• What the exercise asks:
Reproduce the material exactly, omitting nothing.

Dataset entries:
-=-=-=-=-
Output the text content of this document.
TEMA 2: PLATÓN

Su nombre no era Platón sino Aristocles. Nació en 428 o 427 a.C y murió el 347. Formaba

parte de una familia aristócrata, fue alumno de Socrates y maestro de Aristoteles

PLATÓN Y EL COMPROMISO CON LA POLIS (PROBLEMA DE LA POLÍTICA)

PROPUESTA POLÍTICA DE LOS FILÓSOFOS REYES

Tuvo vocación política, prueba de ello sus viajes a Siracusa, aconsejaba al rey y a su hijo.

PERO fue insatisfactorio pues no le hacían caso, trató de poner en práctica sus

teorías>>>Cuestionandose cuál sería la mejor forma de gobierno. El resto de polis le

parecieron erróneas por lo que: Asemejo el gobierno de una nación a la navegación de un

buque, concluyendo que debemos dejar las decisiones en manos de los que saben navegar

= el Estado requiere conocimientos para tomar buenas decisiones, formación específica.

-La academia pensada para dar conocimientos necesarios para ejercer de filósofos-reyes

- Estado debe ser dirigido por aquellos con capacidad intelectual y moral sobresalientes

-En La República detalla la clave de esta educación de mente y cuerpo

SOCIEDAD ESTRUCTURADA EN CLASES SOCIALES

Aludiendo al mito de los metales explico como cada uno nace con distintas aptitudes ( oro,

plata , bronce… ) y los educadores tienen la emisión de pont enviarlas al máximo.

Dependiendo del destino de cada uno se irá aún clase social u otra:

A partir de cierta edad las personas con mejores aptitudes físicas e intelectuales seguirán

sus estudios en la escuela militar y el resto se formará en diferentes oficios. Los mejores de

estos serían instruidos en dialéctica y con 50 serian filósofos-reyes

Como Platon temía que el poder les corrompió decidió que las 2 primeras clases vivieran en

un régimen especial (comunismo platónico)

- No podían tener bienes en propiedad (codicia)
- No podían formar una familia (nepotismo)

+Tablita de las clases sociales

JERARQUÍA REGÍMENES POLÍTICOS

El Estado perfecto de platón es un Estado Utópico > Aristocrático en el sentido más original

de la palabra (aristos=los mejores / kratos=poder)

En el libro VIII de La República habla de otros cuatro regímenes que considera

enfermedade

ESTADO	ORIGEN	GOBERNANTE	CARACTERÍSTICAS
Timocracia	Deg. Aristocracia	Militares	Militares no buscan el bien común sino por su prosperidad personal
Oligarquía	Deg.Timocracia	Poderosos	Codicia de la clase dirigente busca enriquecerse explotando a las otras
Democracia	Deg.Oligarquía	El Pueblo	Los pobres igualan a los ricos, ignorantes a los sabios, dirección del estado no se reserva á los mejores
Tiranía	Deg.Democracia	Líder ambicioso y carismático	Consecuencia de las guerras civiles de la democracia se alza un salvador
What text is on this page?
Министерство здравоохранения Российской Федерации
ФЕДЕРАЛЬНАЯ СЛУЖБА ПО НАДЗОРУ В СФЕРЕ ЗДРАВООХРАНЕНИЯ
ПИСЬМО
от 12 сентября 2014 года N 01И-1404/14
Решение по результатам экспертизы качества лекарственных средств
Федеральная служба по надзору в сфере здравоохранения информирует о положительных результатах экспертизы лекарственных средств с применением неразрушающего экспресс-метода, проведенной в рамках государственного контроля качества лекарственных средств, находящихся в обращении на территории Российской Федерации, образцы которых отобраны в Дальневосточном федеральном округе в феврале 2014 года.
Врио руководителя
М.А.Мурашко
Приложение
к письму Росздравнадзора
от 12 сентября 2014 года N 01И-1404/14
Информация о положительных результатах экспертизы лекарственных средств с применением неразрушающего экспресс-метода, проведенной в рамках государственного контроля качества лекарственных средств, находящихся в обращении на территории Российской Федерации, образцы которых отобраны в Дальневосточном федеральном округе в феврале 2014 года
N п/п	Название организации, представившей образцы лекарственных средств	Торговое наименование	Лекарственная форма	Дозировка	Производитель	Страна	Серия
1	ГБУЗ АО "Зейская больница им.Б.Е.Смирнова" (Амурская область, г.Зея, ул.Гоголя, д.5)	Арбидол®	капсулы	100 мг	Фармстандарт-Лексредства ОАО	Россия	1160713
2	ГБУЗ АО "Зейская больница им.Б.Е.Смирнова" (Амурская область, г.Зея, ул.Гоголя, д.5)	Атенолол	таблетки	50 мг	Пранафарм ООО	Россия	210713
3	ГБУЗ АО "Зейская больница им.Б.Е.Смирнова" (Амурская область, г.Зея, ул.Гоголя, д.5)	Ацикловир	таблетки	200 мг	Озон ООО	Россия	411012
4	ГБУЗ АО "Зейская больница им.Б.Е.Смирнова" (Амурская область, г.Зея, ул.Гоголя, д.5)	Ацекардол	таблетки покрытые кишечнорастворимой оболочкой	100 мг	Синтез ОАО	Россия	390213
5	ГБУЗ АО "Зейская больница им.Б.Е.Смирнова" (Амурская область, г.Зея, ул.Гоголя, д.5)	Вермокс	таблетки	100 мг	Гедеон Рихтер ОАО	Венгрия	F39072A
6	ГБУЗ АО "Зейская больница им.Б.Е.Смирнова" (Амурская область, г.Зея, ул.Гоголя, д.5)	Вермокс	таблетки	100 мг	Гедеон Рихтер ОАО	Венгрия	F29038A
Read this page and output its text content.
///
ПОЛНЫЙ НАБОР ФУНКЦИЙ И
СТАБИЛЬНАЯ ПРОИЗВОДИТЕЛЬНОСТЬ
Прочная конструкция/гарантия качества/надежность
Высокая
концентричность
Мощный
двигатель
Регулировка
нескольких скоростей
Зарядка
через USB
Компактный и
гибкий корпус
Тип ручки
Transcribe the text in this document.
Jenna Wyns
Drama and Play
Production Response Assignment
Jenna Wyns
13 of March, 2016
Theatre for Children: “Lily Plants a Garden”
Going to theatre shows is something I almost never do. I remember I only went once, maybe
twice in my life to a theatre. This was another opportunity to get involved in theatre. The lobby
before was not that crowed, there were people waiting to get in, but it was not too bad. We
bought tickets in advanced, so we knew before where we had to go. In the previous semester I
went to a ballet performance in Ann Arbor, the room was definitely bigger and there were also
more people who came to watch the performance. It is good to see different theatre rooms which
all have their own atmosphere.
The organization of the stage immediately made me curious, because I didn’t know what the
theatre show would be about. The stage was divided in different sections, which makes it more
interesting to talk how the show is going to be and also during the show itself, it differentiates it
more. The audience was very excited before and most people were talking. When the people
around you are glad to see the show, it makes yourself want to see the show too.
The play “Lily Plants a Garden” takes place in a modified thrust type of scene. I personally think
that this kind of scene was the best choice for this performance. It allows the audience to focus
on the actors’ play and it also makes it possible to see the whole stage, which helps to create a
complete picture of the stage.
-=-=-=-=-
• The completed task:
Output the text content of this document.
TEMA 2: PLATÓN

Su nombre no era Platón sino Aristocles. Nació en 428 o 427 a.C y murió el 347. Formaba

parte de una familia aristócrata, fue alumno de Socrates y maestro de Aristoteles

PLATÓN Y EL COMPROMISO CON LA POLIS (PROBLEMA DE LA POLÍTICA)

PROPUESTA POLÍTICA DE LOS FILÓSOFOS REYES

Tuvo vocación política, prueba de ello sus viajes a Siracusa, aconsejaba al rey y a su hijo.

PERO fue insatisfactorio pues no le hacían caso, trató de poner en práctica sus

teorías>>>Cuestionandose cuál sería la mejor forma de gobierno. El resto de polis le

parecieron erróneas por lo que: Asemejo el gobierno de una nación a la navegación de un

buque, concluyendo que debemos dejar las decisiones en manos de los que saben navegar

= el Estado requiere conocimientos para tomar buenas decisiones, formación específica.

-La academia pensada para dar conocimientos necesarios para ejercer de filósofos-reyes

- Estado debe ser dirigido por aquellos con capacidad intelectual y moral sobresalientes

-En La República detalla la clave de esta educación de mente y cuerpo

SOCIEDAD ESTRUCTURADA EN CLASES SOCIALES

Aludiendo al mito de los metales explico como cada uno nace con distintas aptitudes ( oro,

plata , bronce… ) y los educadores tienen la emisión de pont enviarlas al máximo.

Dependiendo del destino de cada uno se irá aún clase social u otra:

A partir de cierta edad las personas con mejores aptitudes físicas e intelectuales seguirán

sus estudios en la escuela militar y el resto se formará en diferentes oficios. Los mejores de

estos serían instruidos en dialéctica y con 50 serian filósofos-reyes

Como Platon temía que el poder les corrompió decidió que las 2 primeras clases vivieran en

un régimen especial (comunismo platónico)

- No podían tener bienes en propiedad (codicia)
- No podían formar una familia (nepotismo)

+Tablita de las clases sociales

JERARQUÍA REGÍMENES POLÍTICOS

El Estado perfecto de platón es un Estado Utópico > Aristocrático en el sentido más original

de la palabra (aristos=los mejores / kratos=poder)

En el libro VIII de La República habla de otros cuatro regímenes que considera

enfermedade

ESTADO	ORIGEN	GOBERNANTE	CARACTERÍSTICAS
Timocracia	Deg. Aristocracia	Militares	Militares no buscan el bien común sino por su prosperidad personal
Oligarquía	Deg.Timocracia	Poderosos	Codicia de la clase dirigente busca enriquecerse explotando a las otras
Democracia	Deg.Oligarquía	El Pueblo	Los pobres igualan a los ricos, ignorantes a los sabios, dirección del estado no se reserva á los mejores
Tiranía	Deg.Democracia	Líder ambicioso y carismático	Consecuencia de las guerras civiles de la democracia se alza un salvador
What text is on this page?
Министерство здравоохранения Российской Федерации
ФЕДЕРАЛЬНАЯ СЛУЖБА ПО НАДЗОРУ В СФЕРЕ ЗДРАВООХРАНЕНИЯ
ПИСЬМО
от 12 сентября 2014 года N 01И-1404/14
Решение по результатам экспертизы качества лекарственных средств
Федеральная служба по надзору в сфере здравоохранения информирует о положительных результатах экспертизы лекарственных средств с применением неразрушающего экспресс-метода, проведенной в рамках государственного контроля качества лекарственных средств, находящихся в обращении на территории Российской Федерации, образцы которых отобраны в Дальневосточном федеральном округе в феврале 2014 года.
Врио руководителя
М.А.Мурашко
Приложение
к письму Росздравнадзора
от 12 сентября 2014 года N 01И-1404/14
Информация о положительных результатах экспертизы лекарственных средств с применением неразрушающего экспресс-метода, проведенной в рамках государственного контроля качества лекарственных средств, находящихся в обращении на территории Российской Федерации, образцы которых отобраны в Дальневосточном федеральном округе в феврале 2014 года
N п/п	Название организации, представившей образцы лекарственных средств	Торговое наименование	Лекарственная форма	Дозировка	Производитель	Страна	Серия
1	ГБУЗ АО "Зейская больница им.Б.Е.Смирнова" (Амурская область, г.Зея, ул.Гоголя, д.5)	Арбидол®	капсулы	100 мг	Фармстандарт-Лексредства ОАО	Россия	1160713
2	ГБУЗ АО "Зейская больница им.Б.Е.Смирнова" (Амурская область, г.Зея, ул.Гоголя, д.5)	Атенолол	таблетки	50 мг	Пранафарм ООО	Россия	210713
3	ГБУЗ АО "Зейская больница им.Б.Е.Смирнова" (Амурская область, г.Зея, ул.Гоголя, д.5)	Ацикловир	таблетки	200 мг	Озон ООО	Россия	411012
4	ГБУЗ АО "Зейская больница им.Б.Е.Смирнова" (Амурская область, г.Зея, ул.Гоголя, д.5)	Ацекардол	таблетки покрытые кишечнорастворимой оболочкой	100 мг	Синтез ОАО	Россия	390213
5	ГБУЗ АО "Зейская больница им.Б.Е.Смирнова" (Амурская область, г.Зея, ул.Гоголя, д.5)	Вермокс	таблетки	100 мг	Гедеон Рихтер ОАО	Венгрия	F39072A
6	ГБУЗ АО "Зейская больница им.Б.Е.Смирнова" (Амурская область, г.Зея, ул.Гоголя, д.5)	Вермокс	таблетки	100 мг	Гедеон Рихтер ОАО	Венгрия	F29038A
Read this page and output its text content.
///
ПОЛНЫЙ НАБОР ФУНКЦИЙ И
СТАБИЛЬНАЯ ПРОИЗВОДИТЕЛЬНОСТЬ
Прочная конструкция/гарантия качества/надежность
Высокая
концентричность
Мощный
двигатель
Регулировка
нескольких скоростей
Зарядка
через USB
Компактный и
гибкий корпус
Тип ручки
Transcribe the text in this document.
Jenna Wyns
Drama and Play
Production Response Assignment
Jenna Wyns
13 of March, 2016
Theatre for Children: “Lily Plants a Garden”
Going to theatre shows is something I almost never do. I remember I only went once, maybe
twice in my life to a theatre. This was another opportunity to get involved in theatre. The lobby
before was not that crowed, there were people waiting to get in, but it was not too bad. We
bought tickets in advanced, so we knew before where we had to go. In the previous semester I
went to a ballet performance in Ann Arbor, the room was definitely bigger and there were also
more people who came to watch the performance. It is good to see different theatre rooms which
all have their own atmosphere.
The organization of the stage immediately made me curious, because I didn’t know what the
theatre show would be about. The stage was divided in different sections, which makes it more
interesting to talk how the show is going to be and also during the show itself, it differentiates it
more. The audience was very excited before and most people were talking. When the people
around you are glad to see the show, it makes yourself want to see the show too.
The play “Lily Plants a Garden” takes place in a modified thrust type of scene. I personally think
that this kind of scene was the best choice for this performance. It allows the audience to focus
on the actors’ play and it also makes it possible to see the whole stage, which helps to create a
complete picture of the stage.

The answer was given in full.